Include no pictures. Output exactly the lines from the one that contains "Enumerate this screenshot's" through the final line of the entries.

> _SUPPLIED RECORDS_:
********

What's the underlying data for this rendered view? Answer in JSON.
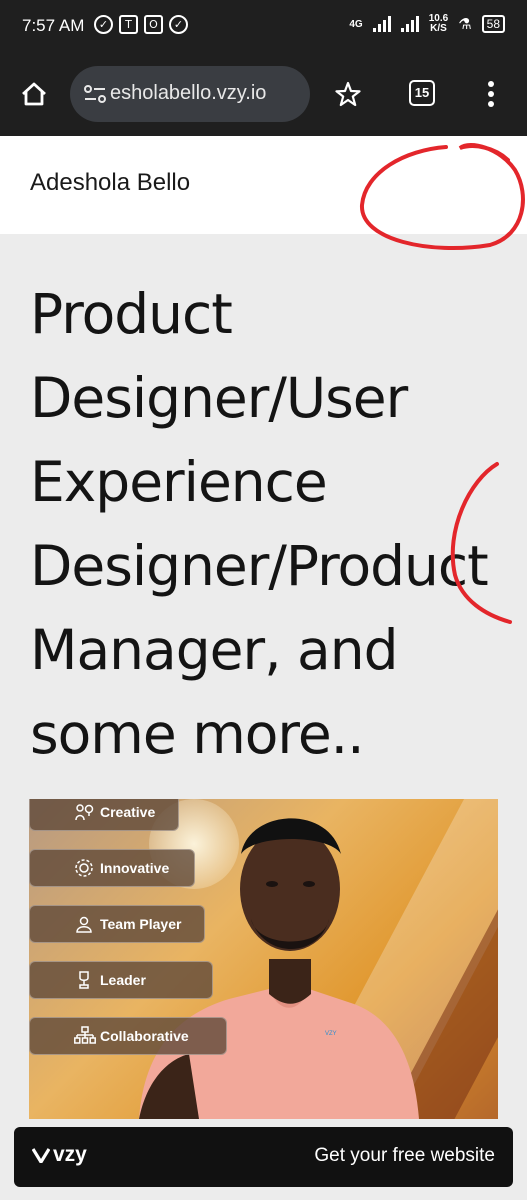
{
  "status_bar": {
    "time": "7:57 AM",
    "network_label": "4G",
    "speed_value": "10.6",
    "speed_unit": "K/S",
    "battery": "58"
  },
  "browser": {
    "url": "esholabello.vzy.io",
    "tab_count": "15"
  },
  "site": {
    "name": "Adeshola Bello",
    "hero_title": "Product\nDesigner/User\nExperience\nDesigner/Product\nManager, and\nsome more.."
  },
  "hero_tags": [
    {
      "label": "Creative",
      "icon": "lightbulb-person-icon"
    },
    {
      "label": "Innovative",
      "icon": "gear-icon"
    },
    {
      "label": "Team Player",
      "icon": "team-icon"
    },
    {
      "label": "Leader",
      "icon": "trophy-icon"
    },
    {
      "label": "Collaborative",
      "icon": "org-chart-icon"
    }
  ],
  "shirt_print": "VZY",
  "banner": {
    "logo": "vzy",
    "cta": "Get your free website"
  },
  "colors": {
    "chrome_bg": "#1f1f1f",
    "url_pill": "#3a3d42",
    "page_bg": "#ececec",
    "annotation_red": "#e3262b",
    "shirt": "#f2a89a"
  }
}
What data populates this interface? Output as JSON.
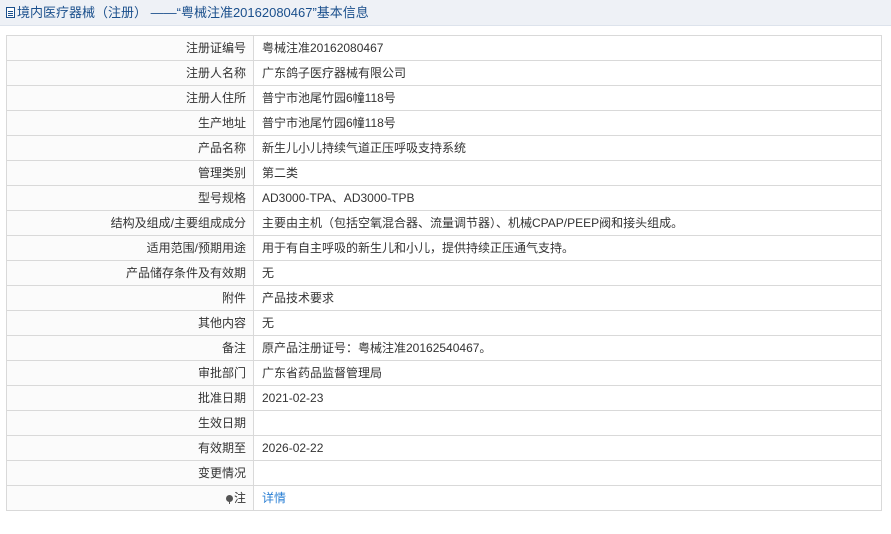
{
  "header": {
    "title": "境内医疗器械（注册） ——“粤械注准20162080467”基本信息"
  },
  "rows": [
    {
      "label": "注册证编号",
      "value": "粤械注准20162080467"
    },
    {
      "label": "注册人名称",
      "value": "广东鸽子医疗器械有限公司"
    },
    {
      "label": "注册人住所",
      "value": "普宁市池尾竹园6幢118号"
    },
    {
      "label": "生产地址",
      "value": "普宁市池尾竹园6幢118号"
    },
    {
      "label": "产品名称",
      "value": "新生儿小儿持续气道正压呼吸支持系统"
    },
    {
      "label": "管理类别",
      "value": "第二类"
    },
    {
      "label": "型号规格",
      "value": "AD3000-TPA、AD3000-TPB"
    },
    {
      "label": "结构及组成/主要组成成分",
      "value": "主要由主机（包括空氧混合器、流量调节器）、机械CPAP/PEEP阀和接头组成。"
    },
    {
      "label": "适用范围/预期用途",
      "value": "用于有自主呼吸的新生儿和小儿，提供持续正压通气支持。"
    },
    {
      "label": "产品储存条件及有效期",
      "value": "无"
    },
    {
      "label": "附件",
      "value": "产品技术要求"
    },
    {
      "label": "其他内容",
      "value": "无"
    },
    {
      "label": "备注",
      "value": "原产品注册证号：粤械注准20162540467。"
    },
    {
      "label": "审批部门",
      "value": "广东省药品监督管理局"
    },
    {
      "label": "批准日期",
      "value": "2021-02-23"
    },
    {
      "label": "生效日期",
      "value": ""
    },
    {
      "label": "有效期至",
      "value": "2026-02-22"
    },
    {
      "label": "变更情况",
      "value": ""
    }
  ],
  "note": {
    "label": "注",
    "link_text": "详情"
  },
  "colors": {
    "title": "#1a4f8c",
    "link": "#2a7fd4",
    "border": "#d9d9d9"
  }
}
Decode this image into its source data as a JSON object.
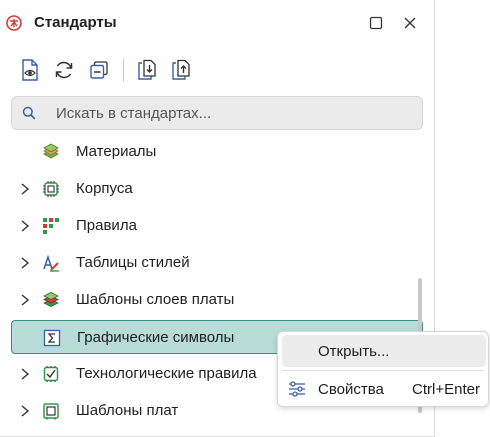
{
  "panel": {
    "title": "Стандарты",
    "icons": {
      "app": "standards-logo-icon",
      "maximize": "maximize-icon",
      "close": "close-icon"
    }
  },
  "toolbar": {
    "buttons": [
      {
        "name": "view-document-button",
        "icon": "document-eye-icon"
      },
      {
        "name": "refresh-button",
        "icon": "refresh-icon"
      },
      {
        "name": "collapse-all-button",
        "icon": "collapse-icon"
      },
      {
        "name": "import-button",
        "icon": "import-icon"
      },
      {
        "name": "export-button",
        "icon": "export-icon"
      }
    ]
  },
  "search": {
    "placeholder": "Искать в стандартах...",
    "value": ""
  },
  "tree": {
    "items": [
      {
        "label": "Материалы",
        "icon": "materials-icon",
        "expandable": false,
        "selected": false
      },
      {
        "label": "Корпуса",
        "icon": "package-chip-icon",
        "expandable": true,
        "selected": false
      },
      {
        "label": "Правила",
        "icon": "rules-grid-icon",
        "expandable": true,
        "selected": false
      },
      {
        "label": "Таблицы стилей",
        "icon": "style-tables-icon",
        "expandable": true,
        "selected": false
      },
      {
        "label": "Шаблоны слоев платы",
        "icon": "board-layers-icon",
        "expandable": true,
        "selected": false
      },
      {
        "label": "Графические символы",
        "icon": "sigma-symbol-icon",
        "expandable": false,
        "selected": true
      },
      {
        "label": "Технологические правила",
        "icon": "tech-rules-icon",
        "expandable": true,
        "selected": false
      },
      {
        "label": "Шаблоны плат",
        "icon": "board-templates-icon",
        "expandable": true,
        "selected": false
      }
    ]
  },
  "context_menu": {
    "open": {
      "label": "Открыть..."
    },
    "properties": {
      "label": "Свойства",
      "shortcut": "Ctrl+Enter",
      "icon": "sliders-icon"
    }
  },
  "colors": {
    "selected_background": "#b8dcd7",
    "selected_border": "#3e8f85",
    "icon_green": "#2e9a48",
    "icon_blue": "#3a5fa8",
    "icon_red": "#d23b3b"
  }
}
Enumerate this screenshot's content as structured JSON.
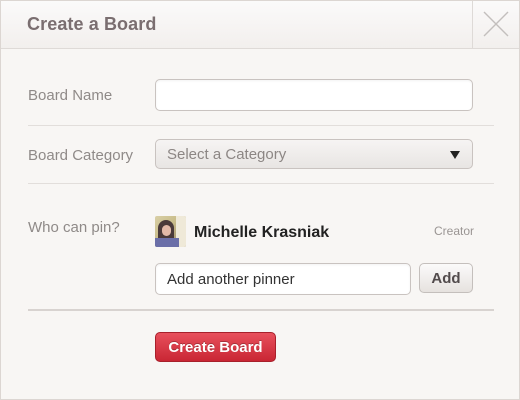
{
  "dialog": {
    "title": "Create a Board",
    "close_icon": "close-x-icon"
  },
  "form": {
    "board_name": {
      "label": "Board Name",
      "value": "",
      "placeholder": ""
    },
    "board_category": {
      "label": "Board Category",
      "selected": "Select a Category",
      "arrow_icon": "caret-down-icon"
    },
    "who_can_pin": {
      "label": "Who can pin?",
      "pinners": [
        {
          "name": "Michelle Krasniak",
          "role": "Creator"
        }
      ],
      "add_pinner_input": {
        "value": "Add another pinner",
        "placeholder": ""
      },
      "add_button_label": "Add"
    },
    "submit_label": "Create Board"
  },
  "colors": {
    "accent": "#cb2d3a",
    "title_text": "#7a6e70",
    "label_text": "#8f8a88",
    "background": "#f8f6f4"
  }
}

********

> _FINISHED ANSWER_:
Enumerate this screenshot's content as structured JSON.
{
  "dialog": {
    "title": "Create a Board",
    "close_icon": "close-x-icon"
  },
  "form": {
    "board_name": {
      "label": "Board Name",
      "value": "",
      "placeholder": ""
    },
    "board_category": {
      "label": "Board Category",
      "selected": "Select a Category",
      "arrow_icon": "caret-down-icon"
    },
    "who_can_pin": {
      "label": "Who can pin?",
      "pinners": [
        {
          "name": "Michelle Krasniak",
          "role": "Creator"
        }
      ],
      "add_pinner_input": {
        "value": "Add another pinner",
        "placeholder": ""
      },
      "add_button_label": "Add"
    },
    "submit_label": "Create Board"
  },
  "colors": {
    "accent": "#cb2d3a",
    "title_text": "#7a6e70",
    "label_text": "#8f8a88",
    "background": "#f8f6f4"
  }
}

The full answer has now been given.